Written exercise: Search the material for the word "title" and report each line where it turns up.

(Entries with figure data)
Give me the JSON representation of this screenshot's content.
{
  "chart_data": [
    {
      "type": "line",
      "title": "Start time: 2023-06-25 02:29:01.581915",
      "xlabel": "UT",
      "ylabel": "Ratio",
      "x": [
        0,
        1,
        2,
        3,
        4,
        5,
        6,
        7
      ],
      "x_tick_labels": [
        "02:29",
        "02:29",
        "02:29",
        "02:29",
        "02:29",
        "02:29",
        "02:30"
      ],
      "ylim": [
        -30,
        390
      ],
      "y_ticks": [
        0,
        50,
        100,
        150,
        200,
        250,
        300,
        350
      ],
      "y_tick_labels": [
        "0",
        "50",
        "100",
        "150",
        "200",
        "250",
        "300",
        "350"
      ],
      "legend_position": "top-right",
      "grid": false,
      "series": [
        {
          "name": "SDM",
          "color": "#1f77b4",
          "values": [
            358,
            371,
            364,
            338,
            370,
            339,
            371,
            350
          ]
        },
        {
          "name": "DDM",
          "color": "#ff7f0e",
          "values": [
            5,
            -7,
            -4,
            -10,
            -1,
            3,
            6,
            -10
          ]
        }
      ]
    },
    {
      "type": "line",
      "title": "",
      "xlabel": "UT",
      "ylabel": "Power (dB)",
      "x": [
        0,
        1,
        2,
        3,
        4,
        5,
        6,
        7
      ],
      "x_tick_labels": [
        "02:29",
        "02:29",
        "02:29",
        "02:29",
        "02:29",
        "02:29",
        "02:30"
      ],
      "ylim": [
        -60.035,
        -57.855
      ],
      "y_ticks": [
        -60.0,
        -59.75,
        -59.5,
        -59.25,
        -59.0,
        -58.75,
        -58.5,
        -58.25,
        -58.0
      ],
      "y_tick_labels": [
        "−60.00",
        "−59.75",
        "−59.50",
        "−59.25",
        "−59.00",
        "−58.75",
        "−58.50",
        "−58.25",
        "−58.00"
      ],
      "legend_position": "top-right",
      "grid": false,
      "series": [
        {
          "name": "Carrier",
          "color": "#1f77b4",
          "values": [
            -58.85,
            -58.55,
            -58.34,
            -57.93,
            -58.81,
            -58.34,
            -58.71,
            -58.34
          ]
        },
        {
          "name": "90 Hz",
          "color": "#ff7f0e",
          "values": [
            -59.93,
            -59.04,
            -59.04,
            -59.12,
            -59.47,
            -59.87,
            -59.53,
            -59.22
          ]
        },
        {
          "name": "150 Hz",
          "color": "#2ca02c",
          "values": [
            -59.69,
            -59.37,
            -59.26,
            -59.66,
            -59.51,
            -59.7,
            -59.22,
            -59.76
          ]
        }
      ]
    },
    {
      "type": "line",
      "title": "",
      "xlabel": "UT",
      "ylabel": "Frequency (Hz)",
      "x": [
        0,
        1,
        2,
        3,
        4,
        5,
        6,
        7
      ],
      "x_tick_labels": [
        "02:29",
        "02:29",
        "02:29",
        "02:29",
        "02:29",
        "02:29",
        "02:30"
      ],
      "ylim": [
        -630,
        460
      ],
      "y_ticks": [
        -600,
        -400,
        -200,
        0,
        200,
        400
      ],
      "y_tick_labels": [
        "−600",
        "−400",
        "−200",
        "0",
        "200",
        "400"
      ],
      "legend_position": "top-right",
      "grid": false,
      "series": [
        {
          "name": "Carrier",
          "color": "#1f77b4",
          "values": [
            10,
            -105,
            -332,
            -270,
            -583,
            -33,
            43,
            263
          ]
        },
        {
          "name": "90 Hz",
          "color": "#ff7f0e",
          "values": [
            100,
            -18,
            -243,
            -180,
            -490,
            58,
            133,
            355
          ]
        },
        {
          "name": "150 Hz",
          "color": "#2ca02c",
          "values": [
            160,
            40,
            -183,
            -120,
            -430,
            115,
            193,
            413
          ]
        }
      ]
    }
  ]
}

--

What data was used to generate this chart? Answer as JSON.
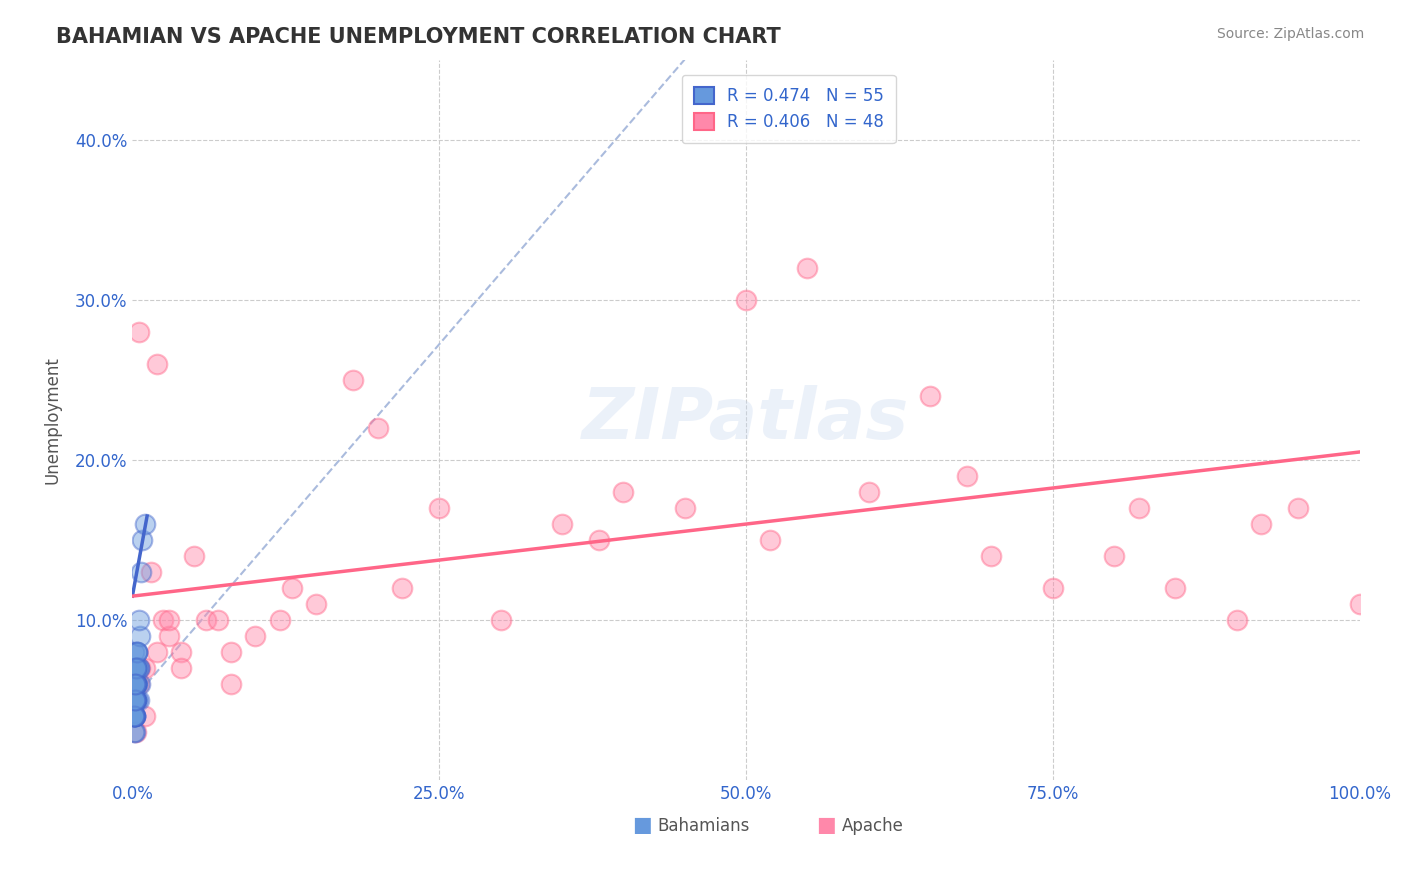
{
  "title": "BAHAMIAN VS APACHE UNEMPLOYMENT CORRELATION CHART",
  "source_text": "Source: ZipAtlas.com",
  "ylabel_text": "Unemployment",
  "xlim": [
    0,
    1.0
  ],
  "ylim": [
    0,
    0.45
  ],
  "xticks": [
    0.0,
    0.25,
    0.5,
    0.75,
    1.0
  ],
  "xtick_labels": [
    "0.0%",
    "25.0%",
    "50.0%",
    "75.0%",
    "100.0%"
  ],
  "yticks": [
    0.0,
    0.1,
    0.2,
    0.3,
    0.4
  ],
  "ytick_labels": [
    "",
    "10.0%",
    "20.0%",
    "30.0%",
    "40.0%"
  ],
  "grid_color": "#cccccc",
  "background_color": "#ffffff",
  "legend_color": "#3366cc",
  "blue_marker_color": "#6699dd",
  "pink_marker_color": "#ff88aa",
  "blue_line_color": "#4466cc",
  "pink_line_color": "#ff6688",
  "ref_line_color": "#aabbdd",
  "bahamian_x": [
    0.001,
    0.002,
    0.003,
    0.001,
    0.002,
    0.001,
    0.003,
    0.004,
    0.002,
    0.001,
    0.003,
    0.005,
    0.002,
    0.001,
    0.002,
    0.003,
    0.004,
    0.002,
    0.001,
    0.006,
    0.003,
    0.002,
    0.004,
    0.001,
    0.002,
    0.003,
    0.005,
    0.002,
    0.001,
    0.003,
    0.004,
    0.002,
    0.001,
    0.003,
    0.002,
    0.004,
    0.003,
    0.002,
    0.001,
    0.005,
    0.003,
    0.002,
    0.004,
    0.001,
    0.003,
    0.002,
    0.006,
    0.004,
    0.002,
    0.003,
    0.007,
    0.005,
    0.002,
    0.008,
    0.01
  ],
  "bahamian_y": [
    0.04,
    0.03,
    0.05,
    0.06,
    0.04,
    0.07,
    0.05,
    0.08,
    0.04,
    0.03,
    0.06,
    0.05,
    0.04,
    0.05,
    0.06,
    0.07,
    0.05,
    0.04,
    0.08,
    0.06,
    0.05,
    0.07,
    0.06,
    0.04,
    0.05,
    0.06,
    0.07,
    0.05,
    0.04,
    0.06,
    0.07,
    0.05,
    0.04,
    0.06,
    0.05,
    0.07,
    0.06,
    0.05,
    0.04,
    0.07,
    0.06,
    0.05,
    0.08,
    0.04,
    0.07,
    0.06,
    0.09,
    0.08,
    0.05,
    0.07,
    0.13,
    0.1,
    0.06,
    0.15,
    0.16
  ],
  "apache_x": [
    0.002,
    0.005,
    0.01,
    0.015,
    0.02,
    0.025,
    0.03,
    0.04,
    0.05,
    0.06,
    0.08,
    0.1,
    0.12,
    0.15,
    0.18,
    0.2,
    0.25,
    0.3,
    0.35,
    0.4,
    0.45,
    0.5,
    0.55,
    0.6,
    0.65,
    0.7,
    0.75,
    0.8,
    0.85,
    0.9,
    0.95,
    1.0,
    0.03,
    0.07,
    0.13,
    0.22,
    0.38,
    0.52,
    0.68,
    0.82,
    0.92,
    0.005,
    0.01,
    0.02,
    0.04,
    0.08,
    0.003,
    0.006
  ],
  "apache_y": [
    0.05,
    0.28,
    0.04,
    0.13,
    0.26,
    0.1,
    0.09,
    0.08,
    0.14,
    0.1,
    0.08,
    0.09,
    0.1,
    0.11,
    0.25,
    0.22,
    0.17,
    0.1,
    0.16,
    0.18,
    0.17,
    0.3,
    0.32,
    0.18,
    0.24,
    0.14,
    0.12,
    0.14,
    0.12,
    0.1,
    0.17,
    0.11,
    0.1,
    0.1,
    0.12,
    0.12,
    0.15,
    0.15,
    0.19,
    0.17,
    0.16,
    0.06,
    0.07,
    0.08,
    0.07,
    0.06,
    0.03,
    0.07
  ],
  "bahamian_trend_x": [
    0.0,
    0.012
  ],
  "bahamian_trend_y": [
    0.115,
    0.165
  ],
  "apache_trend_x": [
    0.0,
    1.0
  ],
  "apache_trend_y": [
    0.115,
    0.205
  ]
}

Reply:
      "title": "Start time: 2023-06-25 02:29:01.581915",
      "title": "",
      "title": "",
  "title": "BAHAMIAN VS APACHE UNEMPLOYMENT CORRELATION CHART",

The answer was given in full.